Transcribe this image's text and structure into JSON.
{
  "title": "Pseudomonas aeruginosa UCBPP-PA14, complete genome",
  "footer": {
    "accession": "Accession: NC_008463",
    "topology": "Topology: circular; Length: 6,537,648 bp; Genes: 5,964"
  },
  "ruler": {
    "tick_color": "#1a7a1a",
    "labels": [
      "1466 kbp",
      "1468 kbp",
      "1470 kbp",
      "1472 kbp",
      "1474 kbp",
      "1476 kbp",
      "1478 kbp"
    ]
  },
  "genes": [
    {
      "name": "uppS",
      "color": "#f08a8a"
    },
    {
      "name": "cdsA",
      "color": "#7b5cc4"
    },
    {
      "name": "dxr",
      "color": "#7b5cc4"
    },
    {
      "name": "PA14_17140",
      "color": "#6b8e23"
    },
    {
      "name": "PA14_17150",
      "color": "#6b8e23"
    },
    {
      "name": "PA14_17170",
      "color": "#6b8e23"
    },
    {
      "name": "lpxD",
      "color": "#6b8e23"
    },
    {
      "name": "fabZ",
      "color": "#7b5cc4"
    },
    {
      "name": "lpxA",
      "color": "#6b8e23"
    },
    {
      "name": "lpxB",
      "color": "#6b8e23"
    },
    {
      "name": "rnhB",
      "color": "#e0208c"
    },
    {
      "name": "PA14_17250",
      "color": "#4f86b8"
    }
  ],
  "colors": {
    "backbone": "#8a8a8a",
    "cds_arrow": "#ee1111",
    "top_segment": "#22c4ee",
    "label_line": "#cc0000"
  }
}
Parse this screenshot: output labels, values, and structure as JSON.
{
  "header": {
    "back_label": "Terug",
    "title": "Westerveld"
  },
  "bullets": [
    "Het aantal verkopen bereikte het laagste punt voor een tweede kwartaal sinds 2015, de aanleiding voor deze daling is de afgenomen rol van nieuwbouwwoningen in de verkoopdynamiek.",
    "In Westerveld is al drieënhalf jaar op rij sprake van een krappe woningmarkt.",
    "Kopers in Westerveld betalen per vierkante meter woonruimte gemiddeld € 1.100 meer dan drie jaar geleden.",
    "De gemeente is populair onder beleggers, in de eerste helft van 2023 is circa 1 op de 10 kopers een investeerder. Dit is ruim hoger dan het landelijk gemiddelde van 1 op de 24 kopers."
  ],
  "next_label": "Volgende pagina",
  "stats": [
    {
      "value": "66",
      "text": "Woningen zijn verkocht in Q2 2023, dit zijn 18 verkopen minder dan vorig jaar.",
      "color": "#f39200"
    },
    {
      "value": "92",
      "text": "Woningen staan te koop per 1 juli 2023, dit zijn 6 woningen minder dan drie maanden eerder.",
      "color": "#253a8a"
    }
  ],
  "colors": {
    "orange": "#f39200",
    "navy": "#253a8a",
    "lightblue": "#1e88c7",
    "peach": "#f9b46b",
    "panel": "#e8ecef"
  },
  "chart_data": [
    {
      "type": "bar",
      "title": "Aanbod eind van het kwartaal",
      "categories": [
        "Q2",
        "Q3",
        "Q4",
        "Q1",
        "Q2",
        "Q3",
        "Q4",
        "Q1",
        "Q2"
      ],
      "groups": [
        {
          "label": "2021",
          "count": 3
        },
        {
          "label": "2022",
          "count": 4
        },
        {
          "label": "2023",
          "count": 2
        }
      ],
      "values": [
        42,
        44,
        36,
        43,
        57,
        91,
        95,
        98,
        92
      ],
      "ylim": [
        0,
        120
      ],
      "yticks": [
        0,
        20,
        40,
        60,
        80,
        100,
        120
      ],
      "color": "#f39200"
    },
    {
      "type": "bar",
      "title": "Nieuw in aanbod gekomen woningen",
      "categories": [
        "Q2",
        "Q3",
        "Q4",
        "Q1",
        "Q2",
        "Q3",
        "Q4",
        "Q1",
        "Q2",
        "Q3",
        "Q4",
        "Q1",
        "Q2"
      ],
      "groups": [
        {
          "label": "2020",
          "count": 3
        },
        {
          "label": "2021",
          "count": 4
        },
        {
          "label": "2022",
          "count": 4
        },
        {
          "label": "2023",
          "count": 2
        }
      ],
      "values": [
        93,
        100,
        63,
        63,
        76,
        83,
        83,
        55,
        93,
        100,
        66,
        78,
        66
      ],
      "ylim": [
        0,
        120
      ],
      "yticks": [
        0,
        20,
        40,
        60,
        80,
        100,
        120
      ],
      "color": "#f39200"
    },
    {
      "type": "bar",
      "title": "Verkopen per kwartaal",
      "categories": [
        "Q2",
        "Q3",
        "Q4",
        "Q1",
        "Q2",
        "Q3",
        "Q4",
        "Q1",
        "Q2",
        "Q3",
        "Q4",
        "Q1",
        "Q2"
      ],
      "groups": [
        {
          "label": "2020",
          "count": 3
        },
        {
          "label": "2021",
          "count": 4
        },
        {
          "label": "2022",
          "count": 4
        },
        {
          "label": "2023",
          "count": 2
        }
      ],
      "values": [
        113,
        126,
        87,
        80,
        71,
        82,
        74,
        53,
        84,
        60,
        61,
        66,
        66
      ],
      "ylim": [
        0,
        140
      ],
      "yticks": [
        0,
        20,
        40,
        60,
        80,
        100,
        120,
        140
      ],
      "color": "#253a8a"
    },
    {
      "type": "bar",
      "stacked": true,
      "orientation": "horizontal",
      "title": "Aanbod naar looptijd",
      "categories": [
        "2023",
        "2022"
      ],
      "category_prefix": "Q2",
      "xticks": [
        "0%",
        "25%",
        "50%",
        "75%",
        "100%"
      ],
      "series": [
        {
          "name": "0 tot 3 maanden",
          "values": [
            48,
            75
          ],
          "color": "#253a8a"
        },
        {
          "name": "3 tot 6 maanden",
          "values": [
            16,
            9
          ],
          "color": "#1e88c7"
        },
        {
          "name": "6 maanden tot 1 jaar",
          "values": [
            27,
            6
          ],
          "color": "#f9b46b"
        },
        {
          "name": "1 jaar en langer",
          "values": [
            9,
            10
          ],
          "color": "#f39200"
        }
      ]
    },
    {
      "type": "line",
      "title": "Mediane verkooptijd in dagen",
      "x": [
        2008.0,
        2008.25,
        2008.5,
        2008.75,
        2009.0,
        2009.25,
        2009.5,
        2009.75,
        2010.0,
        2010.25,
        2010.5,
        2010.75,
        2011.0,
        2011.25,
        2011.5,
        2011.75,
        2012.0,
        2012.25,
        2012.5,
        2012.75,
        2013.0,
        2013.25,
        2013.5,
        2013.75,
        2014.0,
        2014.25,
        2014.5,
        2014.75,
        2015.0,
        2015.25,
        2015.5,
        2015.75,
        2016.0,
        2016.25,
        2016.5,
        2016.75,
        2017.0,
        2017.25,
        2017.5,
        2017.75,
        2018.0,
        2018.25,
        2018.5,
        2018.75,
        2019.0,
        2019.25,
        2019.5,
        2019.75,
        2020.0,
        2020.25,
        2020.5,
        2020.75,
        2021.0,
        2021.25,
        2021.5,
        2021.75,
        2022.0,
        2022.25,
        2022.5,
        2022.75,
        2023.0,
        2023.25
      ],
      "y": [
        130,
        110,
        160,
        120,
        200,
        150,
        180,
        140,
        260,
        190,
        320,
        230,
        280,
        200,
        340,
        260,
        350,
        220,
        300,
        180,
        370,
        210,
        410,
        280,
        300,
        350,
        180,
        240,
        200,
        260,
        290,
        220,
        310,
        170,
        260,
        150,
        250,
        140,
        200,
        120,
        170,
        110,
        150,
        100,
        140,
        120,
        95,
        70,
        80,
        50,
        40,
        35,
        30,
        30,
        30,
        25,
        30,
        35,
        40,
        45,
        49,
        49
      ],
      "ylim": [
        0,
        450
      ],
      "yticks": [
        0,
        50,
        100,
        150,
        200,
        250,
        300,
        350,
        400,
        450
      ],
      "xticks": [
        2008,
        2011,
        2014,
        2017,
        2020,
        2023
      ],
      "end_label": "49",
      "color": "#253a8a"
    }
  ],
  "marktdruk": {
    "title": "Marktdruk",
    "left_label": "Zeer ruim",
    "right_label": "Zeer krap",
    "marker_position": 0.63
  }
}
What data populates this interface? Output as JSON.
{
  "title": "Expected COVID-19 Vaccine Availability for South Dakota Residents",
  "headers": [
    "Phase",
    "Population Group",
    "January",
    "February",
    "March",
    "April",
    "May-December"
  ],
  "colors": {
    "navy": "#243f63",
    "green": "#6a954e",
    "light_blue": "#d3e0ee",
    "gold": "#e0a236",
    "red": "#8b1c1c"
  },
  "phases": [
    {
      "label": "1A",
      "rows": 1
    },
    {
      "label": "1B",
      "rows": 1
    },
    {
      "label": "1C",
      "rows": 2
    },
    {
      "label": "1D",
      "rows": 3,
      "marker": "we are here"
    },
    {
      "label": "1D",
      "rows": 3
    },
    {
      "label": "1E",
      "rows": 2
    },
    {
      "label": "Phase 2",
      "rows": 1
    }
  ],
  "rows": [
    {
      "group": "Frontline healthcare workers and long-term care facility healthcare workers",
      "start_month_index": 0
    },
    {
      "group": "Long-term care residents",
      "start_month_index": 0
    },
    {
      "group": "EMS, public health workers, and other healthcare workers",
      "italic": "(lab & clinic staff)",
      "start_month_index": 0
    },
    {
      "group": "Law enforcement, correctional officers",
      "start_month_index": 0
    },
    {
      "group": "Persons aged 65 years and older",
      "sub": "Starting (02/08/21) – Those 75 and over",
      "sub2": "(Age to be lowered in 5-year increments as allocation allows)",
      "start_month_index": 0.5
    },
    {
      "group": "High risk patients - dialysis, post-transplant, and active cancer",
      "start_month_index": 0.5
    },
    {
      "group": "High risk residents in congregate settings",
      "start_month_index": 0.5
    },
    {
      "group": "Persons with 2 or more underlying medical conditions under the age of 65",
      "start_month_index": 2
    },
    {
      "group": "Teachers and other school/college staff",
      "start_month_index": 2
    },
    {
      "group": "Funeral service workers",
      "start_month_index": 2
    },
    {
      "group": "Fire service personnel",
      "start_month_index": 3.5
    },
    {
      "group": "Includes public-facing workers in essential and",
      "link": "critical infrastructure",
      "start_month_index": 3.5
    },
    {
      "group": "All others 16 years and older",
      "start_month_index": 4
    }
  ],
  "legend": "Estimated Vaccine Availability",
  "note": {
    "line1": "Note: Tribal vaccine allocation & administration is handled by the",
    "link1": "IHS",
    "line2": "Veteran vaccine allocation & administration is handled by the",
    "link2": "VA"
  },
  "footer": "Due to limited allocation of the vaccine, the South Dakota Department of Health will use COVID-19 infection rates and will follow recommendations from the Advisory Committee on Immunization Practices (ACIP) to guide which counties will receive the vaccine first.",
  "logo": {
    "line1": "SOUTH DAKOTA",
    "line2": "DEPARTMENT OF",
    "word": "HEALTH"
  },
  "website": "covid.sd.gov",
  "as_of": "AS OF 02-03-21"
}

*Exercise description*. Check each line of the listing above. Copy it if it holds the string "years".

*Result*.
      "group": "Persons aged 65 years and older",
      "group": "All others 16 years and older",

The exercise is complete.